SHORT PROBLEM. Write out every entry exactly as it appears.
———
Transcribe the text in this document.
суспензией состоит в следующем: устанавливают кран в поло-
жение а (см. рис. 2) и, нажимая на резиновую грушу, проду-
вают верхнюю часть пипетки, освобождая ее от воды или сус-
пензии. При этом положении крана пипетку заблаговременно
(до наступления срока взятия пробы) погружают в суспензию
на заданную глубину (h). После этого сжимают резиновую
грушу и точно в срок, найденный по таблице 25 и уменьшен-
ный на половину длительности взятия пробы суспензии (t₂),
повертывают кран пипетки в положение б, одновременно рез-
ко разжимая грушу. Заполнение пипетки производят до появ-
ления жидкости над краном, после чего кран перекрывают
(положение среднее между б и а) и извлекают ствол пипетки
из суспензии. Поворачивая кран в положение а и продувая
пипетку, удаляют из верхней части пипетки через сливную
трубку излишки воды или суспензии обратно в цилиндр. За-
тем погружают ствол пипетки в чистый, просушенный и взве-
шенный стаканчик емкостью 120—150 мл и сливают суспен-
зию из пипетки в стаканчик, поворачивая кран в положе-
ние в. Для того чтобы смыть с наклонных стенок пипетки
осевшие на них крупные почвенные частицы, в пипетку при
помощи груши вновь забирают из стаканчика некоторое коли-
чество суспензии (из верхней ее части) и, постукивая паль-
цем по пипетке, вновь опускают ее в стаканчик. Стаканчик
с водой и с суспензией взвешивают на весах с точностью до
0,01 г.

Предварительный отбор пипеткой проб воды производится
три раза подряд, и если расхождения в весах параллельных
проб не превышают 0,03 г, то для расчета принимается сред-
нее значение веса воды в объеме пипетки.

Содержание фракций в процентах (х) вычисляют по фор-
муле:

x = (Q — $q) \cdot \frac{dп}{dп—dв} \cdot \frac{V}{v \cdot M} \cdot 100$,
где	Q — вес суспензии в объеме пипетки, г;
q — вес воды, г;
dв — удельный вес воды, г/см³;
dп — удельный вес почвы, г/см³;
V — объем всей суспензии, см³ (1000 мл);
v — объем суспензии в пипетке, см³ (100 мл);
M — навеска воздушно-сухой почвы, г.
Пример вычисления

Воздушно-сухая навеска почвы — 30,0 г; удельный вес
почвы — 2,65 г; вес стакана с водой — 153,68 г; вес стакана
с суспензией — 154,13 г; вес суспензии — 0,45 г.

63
———
TASK RESULT.
Transcribe the text in this document.
суспензией состоит в следующем: устанавливают кран в поло-
жение а (см. рис. 2) и, нажимая на резиновую грушу, проду-
вают верхнюю часть пипетки, освобождая ее от воды или сус-
пензии. При этом положении крана пипетку заблаговременно
(до наступления срока взятия пробы) погружают в суспензию
на заданную глубину (h). После этого сжимают резиновую
грушу и точно в срок, найденный по таблице 25 и уменьшен-
ный на половину длительности взятия пробы суспензии (t₂),
повертывают кран пипетки в положение б, одновременно рез-
ко разжимая грушу. Заполнение пипетки производят до появ-
ления жидкости над краном, после чего кран перекрывают
(положение среднее между б и а) и извлекают ствол пипетки
из суспензии. Поворачивая кран в положение а и продувая
пипетку, удаляют из верхней части пипетки через сливную
трубку излишки воды или суспензии обратно в цилиндр. За-
тем погружают ствол пипетки в чистый, просушенный и взве-
шенный стаканчик емкостью 120—150 мл и сливают суспен-
зию из пипетки в стаканчик, поворачивая кран в положе-
ние в. Для того чтобы смыть с наклонных стенок пипетки
осевшие на них крупные почвенные частицы, в пипетку при
помощи груши вновь забирают из стаканчика некоторое коли-
чество суспензии (из верхней ее части) и, постукивая паль-
цем по пипетке, вновь опускают ее в стаканчик. Стаканчик
с водой и с суспензией взвешивают на весах с точностью до
0,01 г.

Предварительный отбор пипеткой проб воды производится
три раза подряд, и если расхождения в весах параллельных
проб не превышают 0,03 г, то для расчета принимается сред-
нее значение веса воды в объеме пипетки.

Содержание фракций в процентах (х) вычисляют по фор-
муле:

x = (Q — $q) \cdot \frac{dп}{dп—dв} \cdot \frac{V}{v \cdot M} \cdot 100$,
где	Q — вес суспензии в объеме пипетки, г;
q — вес воды, г;
dв — удельный вес воды, г/см³;
dп — удельный вес почвы, г/см³;
V — объем всей суспензии, см³ (1000 мл);
v — объем суспензии в пипетке, см³ (100 мл);
M — навеска воздушно-сухой почвы, г.
Пример вычисления

Воздушно-сухая навеска почвы — 30,0 г; удельный вес
почвы — 2,65 г; вес стакана с водой — 153,68 г; вес стакана
с суспензией — 154,13 г; вес суспензии — 0,45 г.

63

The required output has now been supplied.